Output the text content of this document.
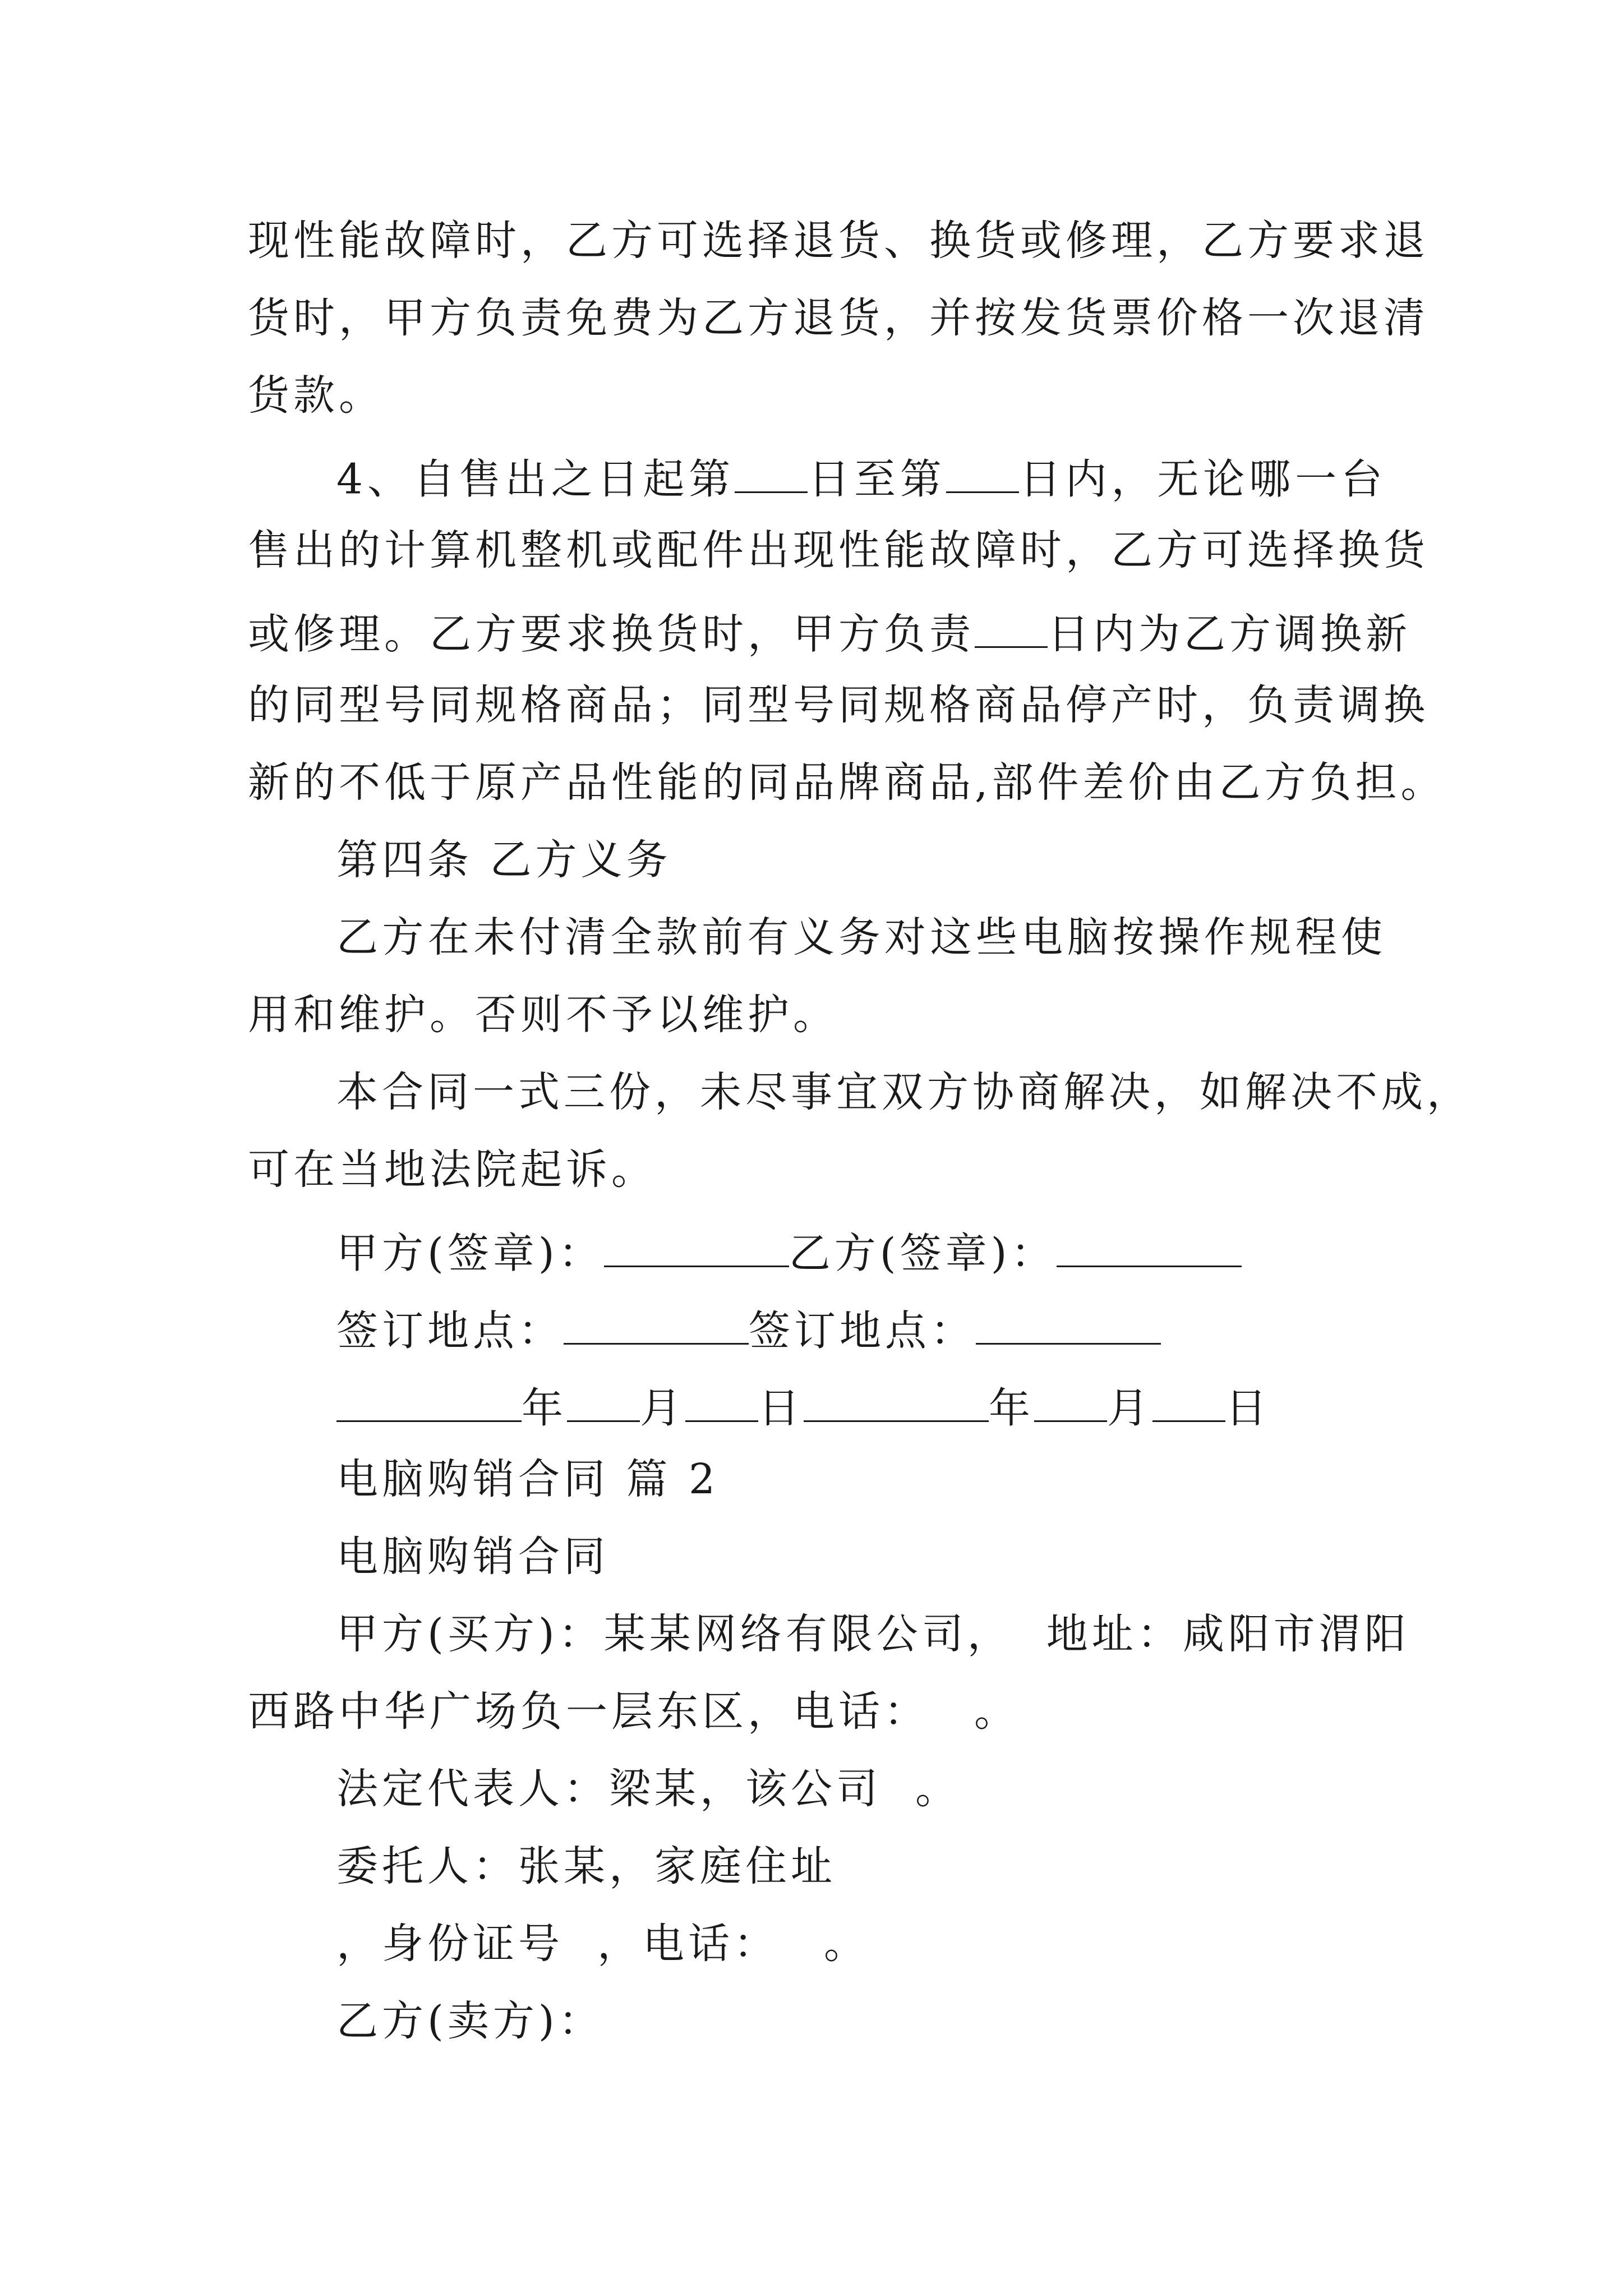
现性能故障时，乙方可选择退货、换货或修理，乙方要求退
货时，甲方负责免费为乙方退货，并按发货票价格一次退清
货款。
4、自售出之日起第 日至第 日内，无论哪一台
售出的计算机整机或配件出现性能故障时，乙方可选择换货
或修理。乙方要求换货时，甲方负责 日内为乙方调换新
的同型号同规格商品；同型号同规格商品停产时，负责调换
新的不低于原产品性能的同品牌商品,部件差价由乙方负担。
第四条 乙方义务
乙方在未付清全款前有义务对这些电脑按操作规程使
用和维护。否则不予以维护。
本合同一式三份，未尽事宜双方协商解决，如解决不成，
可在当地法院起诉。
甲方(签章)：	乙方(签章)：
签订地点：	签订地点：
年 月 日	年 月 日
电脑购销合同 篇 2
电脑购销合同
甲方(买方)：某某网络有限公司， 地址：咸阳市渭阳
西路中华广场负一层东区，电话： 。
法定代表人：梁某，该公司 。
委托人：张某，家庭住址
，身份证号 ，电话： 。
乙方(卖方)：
************
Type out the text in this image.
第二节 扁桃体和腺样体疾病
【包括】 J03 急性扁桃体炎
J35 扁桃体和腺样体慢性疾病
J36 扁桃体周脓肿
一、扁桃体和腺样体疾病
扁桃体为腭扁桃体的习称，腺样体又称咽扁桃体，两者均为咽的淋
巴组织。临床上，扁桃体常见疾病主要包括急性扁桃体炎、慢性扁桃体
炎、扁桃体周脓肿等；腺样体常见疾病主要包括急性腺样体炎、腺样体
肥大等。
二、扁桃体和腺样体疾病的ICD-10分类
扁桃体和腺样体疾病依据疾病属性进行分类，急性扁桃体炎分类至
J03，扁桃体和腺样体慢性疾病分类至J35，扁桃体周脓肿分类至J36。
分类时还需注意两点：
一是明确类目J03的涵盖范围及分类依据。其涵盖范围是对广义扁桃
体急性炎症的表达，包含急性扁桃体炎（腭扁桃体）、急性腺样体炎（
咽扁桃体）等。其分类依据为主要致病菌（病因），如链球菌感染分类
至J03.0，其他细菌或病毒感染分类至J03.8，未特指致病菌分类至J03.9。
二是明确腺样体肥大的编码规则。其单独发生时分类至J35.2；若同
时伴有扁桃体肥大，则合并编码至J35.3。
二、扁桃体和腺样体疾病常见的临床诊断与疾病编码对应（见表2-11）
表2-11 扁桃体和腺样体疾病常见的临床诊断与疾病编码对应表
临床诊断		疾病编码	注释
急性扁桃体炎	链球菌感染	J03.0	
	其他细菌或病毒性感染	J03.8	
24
************
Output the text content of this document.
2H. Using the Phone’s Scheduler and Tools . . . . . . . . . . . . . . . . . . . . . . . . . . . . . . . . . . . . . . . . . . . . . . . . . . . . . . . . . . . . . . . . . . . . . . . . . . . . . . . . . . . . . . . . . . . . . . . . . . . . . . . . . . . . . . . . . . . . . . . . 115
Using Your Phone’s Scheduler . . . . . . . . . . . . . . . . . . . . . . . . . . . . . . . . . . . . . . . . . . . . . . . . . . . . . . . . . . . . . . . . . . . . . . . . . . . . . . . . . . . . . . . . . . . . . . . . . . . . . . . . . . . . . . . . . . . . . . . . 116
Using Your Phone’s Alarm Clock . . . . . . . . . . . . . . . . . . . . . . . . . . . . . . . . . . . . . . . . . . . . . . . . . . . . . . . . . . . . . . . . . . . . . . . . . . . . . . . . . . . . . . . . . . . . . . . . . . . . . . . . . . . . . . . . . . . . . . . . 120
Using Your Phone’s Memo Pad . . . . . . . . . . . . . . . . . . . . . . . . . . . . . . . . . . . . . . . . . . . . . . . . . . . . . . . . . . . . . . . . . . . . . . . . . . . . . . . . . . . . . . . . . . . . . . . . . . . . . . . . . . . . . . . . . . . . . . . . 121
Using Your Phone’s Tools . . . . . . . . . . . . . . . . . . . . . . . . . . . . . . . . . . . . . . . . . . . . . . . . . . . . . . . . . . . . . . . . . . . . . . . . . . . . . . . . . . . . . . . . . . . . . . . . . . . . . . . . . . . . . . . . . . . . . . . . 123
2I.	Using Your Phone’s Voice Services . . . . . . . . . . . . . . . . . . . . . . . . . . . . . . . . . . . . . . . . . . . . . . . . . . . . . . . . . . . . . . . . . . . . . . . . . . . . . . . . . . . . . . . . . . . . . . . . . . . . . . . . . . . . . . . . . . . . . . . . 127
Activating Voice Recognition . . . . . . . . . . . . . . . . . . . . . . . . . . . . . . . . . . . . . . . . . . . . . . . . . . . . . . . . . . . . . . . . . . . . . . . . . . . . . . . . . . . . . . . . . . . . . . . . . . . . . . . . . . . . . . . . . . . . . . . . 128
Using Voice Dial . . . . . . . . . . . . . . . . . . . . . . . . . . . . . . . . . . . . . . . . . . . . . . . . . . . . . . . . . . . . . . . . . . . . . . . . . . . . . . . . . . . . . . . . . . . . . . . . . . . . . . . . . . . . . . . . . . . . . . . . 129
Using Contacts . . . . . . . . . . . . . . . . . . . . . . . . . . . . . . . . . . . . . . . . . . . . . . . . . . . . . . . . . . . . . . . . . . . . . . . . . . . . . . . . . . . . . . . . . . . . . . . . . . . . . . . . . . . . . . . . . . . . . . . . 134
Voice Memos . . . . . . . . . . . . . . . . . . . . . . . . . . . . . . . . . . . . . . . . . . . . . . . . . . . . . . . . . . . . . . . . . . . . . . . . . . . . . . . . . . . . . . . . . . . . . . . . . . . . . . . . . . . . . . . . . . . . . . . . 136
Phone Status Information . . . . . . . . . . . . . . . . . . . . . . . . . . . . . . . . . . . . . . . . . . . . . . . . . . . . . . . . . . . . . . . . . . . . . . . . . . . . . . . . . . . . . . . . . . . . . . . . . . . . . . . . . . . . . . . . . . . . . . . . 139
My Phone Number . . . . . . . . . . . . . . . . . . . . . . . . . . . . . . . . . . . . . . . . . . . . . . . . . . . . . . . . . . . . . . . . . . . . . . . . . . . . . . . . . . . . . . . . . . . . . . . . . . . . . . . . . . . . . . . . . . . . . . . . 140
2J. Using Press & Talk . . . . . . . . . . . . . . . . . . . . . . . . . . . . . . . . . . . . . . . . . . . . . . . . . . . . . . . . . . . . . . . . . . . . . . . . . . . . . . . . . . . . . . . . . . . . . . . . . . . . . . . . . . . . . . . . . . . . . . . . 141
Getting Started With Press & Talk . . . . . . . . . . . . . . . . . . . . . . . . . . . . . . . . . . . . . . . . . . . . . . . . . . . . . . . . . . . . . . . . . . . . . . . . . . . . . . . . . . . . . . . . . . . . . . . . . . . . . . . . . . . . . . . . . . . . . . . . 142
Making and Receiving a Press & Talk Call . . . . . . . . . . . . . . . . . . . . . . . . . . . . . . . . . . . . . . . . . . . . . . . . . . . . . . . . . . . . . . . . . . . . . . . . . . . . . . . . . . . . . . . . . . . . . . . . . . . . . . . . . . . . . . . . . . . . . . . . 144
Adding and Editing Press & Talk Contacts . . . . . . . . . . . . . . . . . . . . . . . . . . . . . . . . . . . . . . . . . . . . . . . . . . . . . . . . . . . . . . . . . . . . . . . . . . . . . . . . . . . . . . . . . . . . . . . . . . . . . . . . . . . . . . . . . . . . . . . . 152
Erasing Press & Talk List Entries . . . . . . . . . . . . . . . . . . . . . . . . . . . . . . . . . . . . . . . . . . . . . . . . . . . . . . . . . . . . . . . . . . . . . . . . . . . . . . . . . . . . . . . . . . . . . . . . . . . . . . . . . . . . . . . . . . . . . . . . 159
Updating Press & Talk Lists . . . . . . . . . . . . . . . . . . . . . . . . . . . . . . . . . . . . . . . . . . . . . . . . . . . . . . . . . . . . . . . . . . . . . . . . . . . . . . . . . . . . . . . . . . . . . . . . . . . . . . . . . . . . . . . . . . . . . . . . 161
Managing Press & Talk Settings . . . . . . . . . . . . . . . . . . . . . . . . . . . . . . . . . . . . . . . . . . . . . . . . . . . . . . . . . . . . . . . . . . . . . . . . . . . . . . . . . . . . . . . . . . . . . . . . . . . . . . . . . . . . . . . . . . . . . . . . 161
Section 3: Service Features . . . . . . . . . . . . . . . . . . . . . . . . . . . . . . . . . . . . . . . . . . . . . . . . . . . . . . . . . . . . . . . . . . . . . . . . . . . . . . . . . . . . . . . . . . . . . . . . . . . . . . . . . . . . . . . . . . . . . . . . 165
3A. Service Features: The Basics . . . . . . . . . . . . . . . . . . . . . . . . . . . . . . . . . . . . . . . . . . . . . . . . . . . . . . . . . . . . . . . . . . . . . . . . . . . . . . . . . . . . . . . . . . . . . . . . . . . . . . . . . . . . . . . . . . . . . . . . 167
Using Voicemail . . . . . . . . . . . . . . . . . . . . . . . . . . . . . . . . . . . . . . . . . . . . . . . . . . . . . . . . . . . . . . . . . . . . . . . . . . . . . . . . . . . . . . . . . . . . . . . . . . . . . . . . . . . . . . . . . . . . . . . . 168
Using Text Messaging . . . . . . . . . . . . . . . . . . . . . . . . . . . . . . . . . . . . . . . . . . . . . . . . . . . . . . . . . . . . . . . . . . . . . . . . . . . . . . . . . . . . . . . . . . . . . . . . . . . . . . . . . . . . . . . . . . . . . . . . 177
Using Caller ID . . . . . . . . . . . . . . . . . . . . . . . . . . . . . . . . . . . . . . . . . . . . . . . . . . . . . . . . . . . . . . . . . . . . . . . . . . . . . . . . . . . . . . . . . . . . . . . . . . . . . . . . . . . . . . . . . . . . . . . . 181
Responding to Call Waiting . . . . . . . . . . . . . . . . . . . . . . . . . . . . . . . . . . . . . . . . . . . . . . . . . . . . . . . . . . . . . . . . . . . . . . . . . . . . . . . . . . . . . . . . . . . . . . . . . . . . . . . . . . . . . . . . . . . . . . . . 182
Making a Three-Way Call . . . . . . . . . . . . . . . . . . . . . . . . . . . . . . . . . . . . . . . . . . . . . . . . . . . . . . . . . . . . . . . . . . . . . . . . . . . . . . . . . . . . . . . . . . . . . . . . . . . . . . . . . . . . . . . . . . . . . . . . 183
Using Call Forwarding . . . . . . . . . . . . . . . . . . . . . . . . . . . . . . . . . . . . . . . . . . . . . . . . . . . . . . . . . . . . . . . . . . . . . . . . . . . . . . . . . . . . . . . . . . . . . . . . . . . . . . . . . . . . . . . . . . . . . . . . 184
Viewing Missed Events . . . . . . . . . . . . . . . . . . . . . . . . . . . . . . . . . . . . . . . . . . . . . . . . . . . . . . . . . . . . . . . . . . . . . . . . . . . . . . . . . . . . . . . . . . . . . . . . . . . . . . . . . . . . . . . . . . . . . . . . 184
************
(TASK INSTRUCTIONS):
Lines containing the string "Contacts" are to be selected and copied.

(RESULT OF THE TASK):
Using Contacts . . . . . . . . . . . . . . . . . . . . . . . . . . . . . . . . . . . . . . . . . . . . . . . . . . . . . . . . . . . . . . . . . . . . . . . . . . . . . . . . . . . . . . . . . . . . . . . . . . . . . . . . . . . . . . . . . . . . . . . . 134
Adding and Editing Press & Talk Contacts . . . . . . . . . . . . . . . . . . . . . . . . . . . . . . . . . . . . . . . . . . . . . . . . . . . . . . . . . . . . . . . . . . . . . . . . . . . . . . . . . . . . . . . . . . . . . . . . . . . . . . . . . . . . . . . . . . . . . . . . 152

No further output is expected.